— START —

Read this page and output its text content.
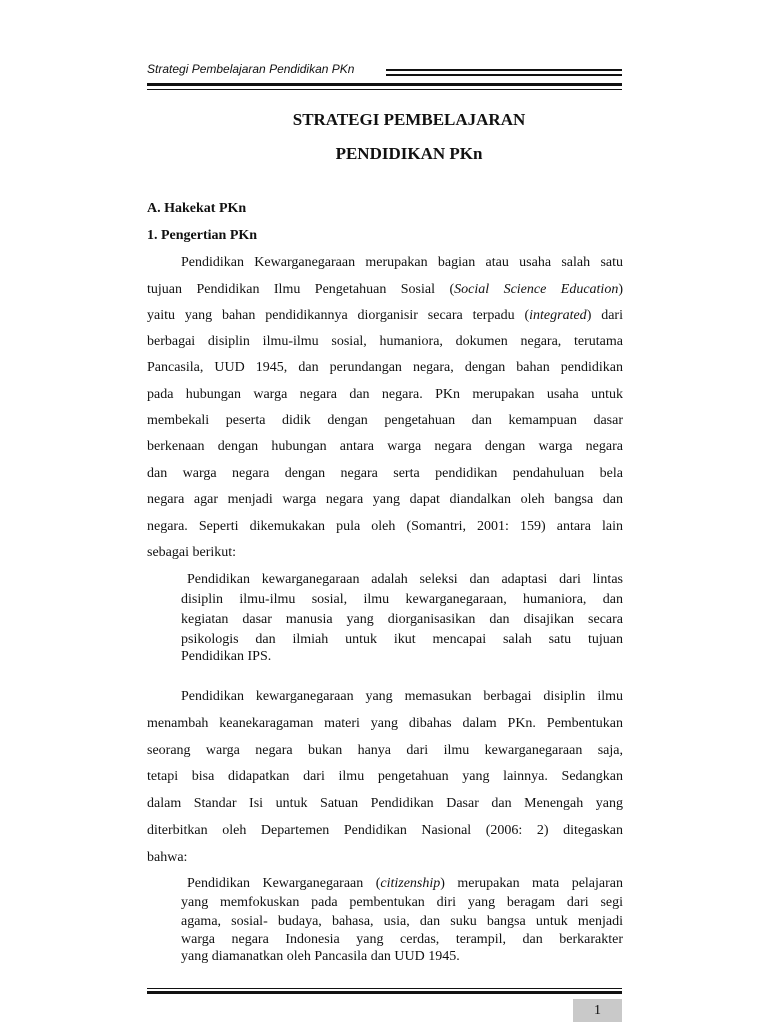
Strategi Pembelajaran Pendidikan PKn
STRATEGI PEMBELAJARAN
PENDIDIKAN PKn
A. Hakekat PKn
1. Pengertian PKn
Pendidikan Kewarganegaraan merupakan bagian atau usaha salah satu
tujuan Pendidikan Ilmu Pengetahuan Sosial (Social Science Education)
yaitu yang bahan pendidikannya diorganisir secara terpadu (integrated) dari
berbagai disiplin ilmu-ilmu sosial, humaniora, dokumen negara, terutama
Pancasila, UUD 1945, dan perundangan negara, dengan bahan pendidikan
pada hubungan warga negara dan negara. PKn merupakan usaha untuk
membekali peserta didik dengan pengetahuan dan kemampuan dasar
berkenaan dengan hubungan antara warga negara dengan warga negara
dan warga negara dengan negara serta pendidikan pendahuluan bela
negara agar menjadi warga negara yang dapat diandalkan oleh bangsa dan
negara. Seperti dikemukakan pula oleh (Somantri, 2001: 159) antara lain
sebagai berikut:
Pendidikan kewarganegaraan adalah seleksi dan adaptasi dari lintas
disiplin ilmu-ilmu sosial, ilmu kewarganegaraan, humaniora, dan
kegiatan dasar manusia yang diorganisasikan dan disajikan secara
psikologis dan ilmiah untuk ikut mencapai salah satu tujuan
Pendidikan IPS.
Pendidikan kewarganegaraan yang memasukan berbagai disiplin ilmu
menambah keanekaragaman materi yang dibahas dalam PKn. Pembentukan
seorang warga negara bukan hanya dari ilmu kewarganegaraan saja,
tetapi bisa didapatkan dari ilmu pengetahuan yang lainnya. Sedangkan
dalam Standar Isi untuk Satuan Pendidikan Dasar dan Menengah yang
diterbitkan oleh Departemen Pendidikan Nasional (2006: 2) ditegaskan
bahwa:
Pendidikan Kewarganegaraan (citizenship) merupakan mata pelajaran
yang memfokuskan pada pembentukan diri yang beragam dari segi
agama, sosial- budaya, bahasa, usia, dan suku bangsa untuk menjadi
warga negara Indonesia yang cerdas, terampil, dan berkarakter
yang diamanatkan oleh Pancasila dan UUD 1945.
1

— END —
— START —

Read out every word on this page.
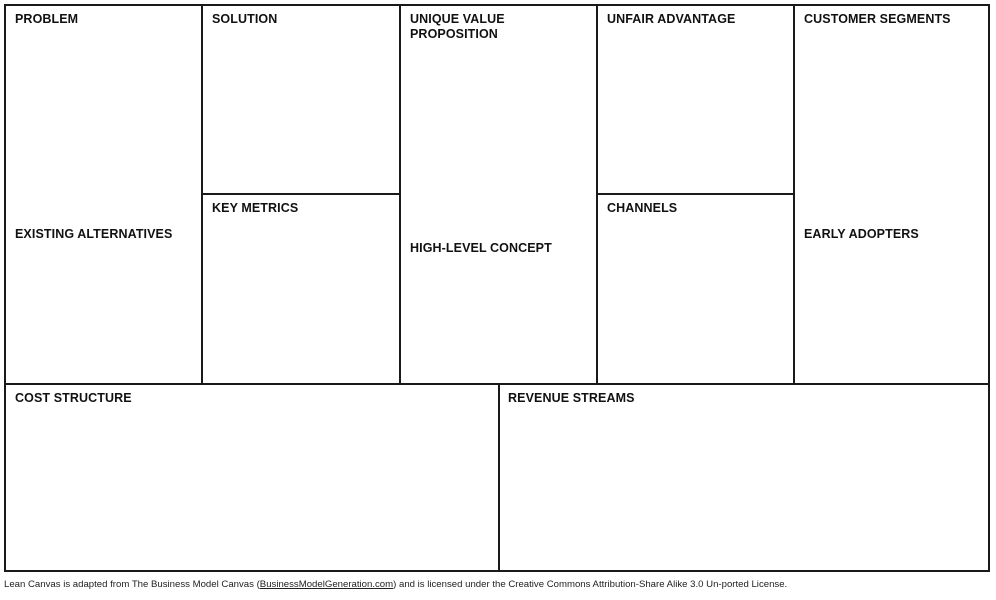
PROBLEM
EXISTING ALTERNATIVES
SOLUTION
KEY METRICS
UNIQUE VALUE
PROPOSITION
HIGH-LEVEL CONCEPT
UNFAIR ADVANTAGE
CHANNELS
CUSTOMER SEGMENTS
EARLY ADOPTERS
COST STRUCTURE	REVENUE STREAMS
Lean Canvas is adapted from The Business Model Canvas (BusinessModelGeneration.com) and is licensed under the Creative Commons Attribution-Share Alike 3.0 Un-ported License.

— END —
— START —

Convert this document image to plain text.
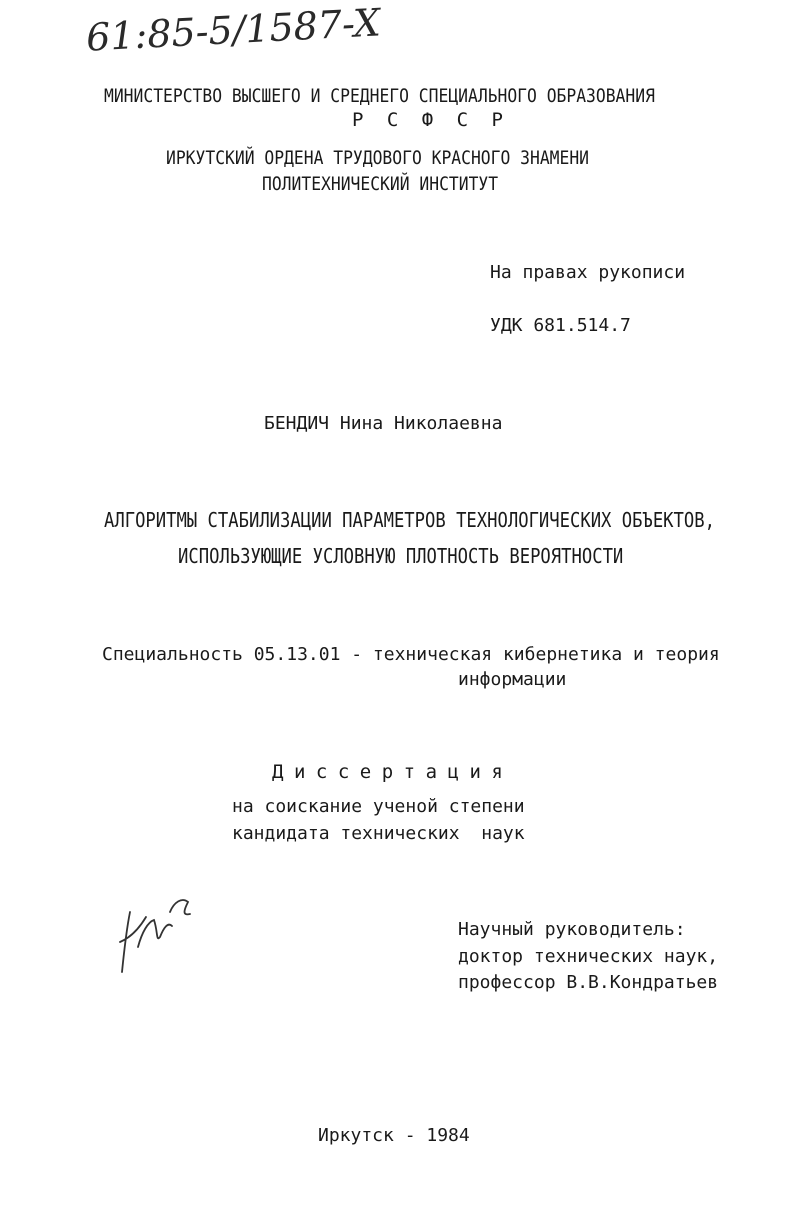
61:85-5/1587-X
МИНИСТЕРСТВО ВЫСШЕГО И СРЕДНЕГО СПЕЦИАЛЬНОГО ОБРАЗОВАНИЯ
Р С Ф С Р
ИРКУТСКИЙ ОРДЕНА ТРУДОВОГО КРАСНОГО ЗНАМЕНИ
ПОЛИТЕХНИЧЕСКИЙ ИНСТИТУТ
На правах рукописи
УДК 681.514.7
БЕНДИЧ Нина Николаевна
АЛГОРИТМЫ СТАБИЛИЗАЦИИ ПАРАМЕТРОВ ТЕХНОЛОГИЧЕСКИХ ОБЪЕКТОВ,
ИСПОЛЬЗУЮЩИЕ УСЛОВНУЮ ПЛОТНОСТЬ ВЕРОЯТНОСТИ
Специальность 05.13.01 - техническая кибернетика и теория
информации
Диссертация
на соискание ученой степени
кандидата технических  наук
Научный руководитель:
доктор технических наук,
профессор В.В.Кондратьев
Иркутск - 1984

— END —

» WHAT YOU HAVE TO DO: Using the listing above, list every line in which the string "berbagai" occurs.

» FINAL RESULT:
berbagai disiplin ilmu-ilmu sosial, humaniora, dokumen negara, terutama
Pendidikan kewarganegaraan yang memasukan berbagai disiplin ilmu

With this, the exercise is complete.